Would you return all of this data exactly, leaving nothing out?

* _Records shown_
┌──
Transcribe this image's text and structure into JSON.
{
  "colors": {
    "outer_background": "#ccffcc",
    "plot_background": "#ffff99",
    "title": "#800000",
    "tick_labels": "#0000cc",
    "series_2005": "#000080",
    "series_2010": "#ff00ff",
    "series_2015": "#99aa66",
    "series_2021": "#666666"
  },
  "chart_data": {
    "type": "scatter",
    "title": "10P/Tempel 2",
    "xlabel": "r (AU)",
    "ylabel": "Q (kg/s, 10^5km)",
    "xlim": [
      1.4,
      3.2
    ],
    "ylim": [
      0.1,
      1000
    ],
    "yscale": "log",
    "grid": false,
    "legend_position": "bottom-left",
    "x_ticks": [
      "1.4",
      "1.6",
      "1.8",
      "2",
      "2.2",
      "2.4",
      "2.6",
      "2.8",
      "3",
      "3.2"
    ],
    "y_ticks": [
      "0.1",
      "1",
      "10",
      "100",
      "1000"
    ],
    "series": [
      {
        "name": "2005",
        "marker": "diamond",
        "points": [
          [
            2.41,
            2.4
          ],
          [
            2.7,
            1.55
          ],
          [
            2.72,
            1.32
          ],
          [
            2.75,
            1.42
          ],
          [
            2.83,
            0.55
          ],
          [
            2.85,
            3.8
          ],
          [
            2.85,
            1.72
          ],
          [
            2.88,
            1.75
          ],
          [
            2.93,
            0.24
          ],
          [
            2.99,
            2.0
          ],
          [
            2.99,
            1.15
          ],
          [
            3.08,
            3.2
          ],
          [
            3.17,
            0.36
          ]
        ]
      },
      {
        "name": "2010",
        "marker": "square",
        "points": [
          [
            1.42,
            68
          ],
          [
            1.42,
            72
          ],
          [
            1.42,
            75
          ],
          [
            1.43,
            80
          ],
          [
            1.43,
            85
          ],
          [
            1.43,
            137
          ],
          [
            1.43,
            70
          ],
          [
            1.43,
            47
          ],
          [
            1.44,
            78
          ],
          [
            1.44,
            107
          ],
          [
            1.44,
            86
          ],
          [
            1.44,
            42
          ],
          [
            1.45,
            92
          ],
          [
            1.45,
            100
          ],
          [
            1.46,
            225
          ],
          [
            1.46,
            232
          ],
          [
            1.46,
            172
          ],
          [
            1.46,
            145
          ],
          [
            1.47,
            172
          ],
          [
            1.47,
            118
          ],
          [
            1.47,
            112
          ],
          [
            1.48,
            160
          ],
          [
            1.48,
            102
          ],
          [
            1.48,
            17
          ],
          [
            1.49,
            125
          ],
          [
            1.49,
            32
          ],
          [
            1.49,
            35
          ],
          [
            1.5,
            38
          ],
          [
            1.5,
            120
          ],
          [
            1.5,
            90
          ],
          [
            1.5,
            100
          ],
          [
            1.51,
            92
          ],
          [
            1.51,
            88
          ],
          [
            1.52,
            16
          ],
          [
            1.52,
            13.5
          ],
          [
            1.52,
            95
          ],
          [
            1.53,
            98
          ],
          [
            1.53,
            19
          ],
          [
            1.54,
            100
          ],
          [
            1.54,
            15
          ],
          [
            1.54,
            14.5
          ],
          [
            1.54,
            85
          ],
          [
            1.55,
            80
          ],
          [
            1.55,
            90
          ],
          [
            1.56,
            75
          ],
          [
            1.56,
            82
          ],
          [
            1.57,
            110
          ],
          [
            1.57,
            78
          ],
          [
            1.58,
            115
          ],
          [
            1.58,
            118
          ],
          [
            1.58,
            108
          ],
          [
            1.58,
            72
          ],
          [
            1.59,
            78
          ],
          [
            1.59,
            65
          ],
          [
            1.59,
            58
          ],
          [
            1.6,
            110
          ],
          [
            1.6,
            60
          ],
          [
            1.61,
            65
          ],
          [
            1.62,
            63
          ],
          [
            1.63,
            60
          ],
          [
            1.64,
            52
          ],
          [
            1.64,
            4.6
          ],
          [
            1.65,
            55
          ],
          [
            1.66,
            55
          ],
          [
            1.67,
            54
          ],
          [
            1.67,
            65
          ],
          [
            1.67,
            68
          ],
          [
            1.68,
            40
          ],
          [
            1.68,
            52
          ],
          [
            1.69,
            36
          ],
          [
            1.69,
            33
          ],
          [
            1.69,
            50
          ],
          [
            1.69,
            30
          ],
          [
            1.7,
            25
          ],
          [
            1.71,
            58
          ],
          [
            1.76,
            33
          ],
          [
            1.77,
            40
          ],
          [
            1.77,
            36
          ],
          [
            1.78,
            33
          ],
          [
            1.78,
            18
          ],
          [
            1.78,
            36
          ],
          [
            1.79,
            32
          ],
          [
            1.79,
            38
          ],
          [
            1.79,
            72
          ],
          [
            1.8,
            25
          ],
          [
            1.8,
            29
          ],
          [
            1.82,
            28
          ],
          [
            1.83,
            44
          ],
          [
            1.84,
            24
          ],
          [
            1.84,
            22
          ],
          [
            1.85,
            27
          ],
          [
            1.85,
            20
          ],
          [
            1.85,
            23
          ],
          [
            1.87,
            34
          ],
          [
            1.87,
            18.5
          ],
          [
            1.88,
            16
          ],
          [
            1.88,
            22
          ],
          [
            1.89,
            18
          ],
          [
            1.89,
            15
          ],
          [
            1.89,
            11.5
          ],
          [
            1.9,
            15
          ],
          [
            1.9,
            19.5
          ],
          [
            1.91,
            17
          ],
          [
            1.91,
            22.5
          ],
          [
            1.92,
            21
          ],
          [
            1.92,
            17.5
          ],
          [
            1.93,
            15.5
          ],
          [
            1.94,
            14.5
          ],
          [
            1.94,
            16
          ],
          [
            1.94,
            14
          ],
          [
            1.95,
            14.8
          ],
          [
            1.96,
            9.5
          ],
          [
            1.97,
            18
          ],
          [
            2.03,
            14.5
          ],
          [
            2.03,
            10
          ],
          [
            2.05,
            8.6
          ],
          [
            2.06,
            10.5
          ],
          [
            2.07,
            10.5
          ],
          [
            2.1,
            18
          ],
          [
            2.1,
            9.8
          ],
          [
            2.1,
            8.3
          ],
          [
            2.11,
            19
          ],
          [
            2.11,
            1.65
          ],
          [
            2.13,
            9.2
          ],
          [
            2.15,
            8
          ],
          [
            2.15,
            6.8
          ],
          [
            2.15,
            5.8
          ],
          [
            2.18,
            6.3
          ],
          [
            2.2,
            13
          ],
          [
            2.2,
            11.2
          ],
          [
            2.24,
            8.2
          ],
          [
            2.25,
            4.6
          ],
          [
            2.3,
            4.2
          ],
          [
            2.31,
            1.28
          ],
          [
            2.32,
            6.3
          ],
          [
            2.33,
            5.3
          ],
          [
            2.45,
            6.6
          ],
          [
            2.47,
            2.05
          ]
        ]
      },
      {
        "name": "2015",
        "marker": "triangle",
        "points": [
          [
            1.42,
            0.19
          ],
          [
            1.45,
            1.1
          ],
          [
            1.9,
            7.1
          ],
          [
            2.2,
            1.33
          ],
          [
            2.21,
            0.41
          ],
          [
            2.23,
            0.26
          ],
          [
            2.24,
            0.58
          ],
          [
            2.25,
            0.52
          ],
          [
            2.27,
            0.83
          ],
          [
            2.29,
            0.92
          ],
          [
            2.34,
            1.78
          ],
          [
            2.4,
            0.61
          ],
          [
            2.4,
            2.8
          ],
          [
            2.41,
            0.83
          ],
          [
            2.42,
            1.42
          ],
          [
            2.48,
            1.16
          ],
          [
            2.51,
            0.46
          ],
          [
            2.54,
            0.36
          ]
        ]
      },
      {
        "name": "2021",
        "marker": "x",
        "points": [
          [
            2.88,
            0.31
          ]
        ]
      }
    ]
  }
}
└──
* _Answer to this task_
Transcribe this image's text and structure into JSON.
{
  "colors": {
    "outer_background": "#ccffcc",
    "plot_background": "#ffff99",
    "title": "#800000",
    "tick_labels": "#0000cc",
    "series_2005": "#000080",
    "series_2010": "#ff00ff",
    "series_2015": "#99aa66",
    "series_2021": "#666666"
  },
  "chart_data": {
    "type": "scatter",
    "title": "10P/Tempel 2",
    "xlabel": "r (AU)",
    "ylabel": "Q (kg/s, 10^5km)",
    "xlim": [
      1.4,
      3.2
    ],
    "ylim": [
      0.1,
      1000
    ],
    "yscale": "log",
    "grid": false,
    "legend_position": "bottom-left",
    "x_ticks": [
      "1.4",
      "1.6",
      "1.8",
      "2",
      "2.2",
      "2.4",
      "2.6",
      "2.8",
      "3",
      "3.2"
    ],
    "y_ticks": [
      "0.1",
      "1",
      "10",
      "100",
      "1000"
    ],
    "series": [
      {
        "name": "2005",
        "marker": "diamond",
        "points": [
          [
            2.41,
            2.4
          ],
          [
            2.7,
            1.55
          ],
          [
            2.72,
            1.32
          ],
          [
            2.75,
            1.42
          ],
          [
            2.83,
            0.55
          ],
          [
            2.85,
            3.8
          ],
          [
            2.85,
            1.72
          ],
          [
            2.88,
            1.75
          ],
          [
            2.93,
            0.24
          ],
          [
            2.99,
            2.0
          ],
          [
            2.99,
            1.15
          ],
          [
            3.08,
            3.2
          ],
          [
            3.17,
            0.36
          ]
        ]
      },
      {
        "name": "2010",
        "marker": "square",
        "points": [
          [
            1.42,
            68
          ],
          [
            1.42,
            72
          ],
          [
            1.42,
            75
          ],
          [
            1.43,
            80
          ],
          [
            1.43,
            85
          ],
          [
            1.43,
            137
          ],
          [
            1.43,
            70
          ],
          [
            1.43,
            47
          ],
          [
            1.44,
            78
          ],
          [
            1.44,
            107
          ],
          [
            1.44,
            86
          ],
          [
            1.44,
            42
          ],
          [
            1.45,
            92
          ],
          [
            1.45,
            100
          ],
          [
            1.46,
            225
          ],
          [
            1.46,
            232
          ],
          [
            1.46,
            172
          ],
          [
            1.46,
            145
          ],
          [
            1.47,
            172
          ],
          [
            1.47,
            118
          ],
          [
            1.47,
            112
          ],
          [
            1.48,
            160
          ],
          [
            1.48,
            102
          ],
          [
            1.48,
            17
          ],
          [
            1.49,
            125
          ],
          [
            1.49,
            32
          ],
          [
            1.49,
            35
          ],
          [
            1.5,
            38
          ],
          [
            1.5,
            120
          ],
          [
            1.5,
            90
          ],
          [
            1.5,
            100
          ],
          [
            1.51,
            92
          ],
          [
            1.51,
            88
          ],
          [
            1.52,
            16
          ],
          [
            1.52,
            13.5
          ],
          [
            1.52,
            95
          ],
          [
            1.53,
            98
          ],
          [
            1.53,
            19
          ],
          [
            1.54,
            100
          ],
          [
            1.54,
            15
          ],
          [
            1.54,
            14.5
          ],
          [
            1.54,
            85
          ],
          [
            1.55,
            80
          ],
          [
            1.55,
            90
          ],
          [
            1.56,
            75
          ],
          [
            1.56,
            82
          ],
          [
            1.57,
            110
          ],
          [
            1.57,
            78
          ],
          [
            1.58,
            115
          ],
          [
            1.58,
            118
          ],
          [
            1.58,
            108
          ],
          [
            1.58,
            72
          ],
          [
            1.59,
            78
          ],
          [
            1.59,
            65
          ],
          [
            1.59,
            58
          ],
          [
            1.6,
            110
          ],
          [
            1.6,
            60
          ],
          [
            1.61,
            65
          ],
          [
            1.62,
            63
          ],
          [
            1.63,
            60
          ],
          [
            1.64,
            52
          ],
          [
            1.64,
            4.6
          ],
          [
            1.65,
            55
          ],
          [
            1.66,
            55
          ],
          [
            1.67,
            54
          ],
          [
            1.67,
            65
          ],
          [
            1.67,
            68
          ],
          [
            1.68,
            40
          ],
          [
            1.68,
            52
          ],
          [
            1.69,
            36
          ],
          [
            1.69,
            33
          ],
          [
            1.69,
            50
          ],
          [
            1.69,
            30
          ],
          [
            1.7,
            25
          ],
          [
            1.71,
            58
          ],
          [
            1.76,
            33
          ],
          [
            1.77,
            40
          ],
          [
            1.77,
            36
          ],
          [
            1.78,
            33
          ],
          [
            1.78,
            18
          ],
          [
            1.78,
            36
          ],
          [
            1.79,
            32
          ],
          [
            1.79,
            38
          ],
          [
            1.79,
            72
          ],
          [
            1.8,
            25
          ],
          [
            1.8,
            29
          ],
          [
            1.82,
            28
          ],
          [
            1.83,
            44
          ],
          [
            1.84,
            24
          ],
          [
            1.84,
            22
          ],
          [
            1.85,
            27
          ],
          [
            1.85,
            20
          ],
          [
            1.85,
            23
          ],
          [
            1.87,
            34
          ],
          [
            1.87,
            18.5
          ],
          [
            1.88,
            16
          ],
          [
            1.88,
            22
          ],
          [
            1.89,
            18
          ],
          [
            1.89,
            15
          ],
          [
            1.89,
            11.5
          ],
          [
            1.9,
            15
          ],
          [
            1.9,
            19.5
          ],
          [
            1.91,
            17
          ],
          [
            1.91,
            22.5
          ],
          [
            1.92,
            21
          ],
          [
            1.92,
            17.5
          ],
          [
            1.93,
            15.5
          ],
          [
            1.94,
            14.5
          ],
          [
            1.94,
            16
          ],
          [
            1.94,
            14
          ],
          [
            1.95,
            14.8
          ],
          [
            1.96,
            9.5
          ],
          [
            1.97,
            18
          ],
          [
            2.03,
            14.5
          ],
          [
            2.03,
            10
          ],
          [
            2.05,
            8.6
          ],
          [
            2.06,
            10.5
          ],
          [
            2.07,
            10.5
          ],
          [
            2.1,
            18
          ],
          [
            2.1,
            9.8
          ],
          [
            2.1,
            8.3
          ],
          [
            2.11,
            19
          ],
          [
            2.11,
            1.65
          ],
          [
            2.13,
            9.2
          ],
          [
            2.15,
            8
          ],
          [
            2.15,
            6.8
          ],
          [
            2.15,
            5.8
          ],
          [
            2.18,
            6.3
          ],
          [
            2.2,
            13
          ],
          [
            2.2,
            11.2
          ],
          [
            2.24,
            8.2
          ],
          [
            2.25,
            4.6
          ],
          [
            2.3,
            4.2
          ],
          [
            2.31,
            1.28
          ],
          [
            2.32,
            6.3
          ],
          [
            2.33,
            5.3
          ],
          [
            2.45,
            6.6
          ],
          [
            2.47,
            2.05
          ]
        ]
      },
      {
        "name": "2015",
        "marker": "triangle",
        "points": [
          [
            1.42,
            0.19
          ],
          [
            1.45,
            1.1
          ],
          [
            1.9,
            7.1
          ],
          [
            2.2,
            1.33
          ],
          [
            2.21,
            0.41
          ],
          [
            2.23,
            0.26
          ],
          [
            2.24,
            0.58
          ],
          [
            2.25,
            0.52
          ],
          [
            2.27,
            0.83
          ],
          [
            2.29,
            0.92
          ],
          [
            2.34,
            1.78
          ],
          [
            2.4,
            0.61
          ],
          [
            2.4,
            2.8
          ],
          [
            2.41,
            0.83
          ],
          [
            2.42,
            1.42
          ],
          [
            2.48,
            1.16
          ],
          [
            2.51,
            0.46
          ],
          [
            2.54,
            0.36
          ]
        ]
      },
      {
        "name": "2021",
        "marker": "x",
        "points": [
          [
            2.88,
            0.31
          ]
        ]
      }
    ]
  }
}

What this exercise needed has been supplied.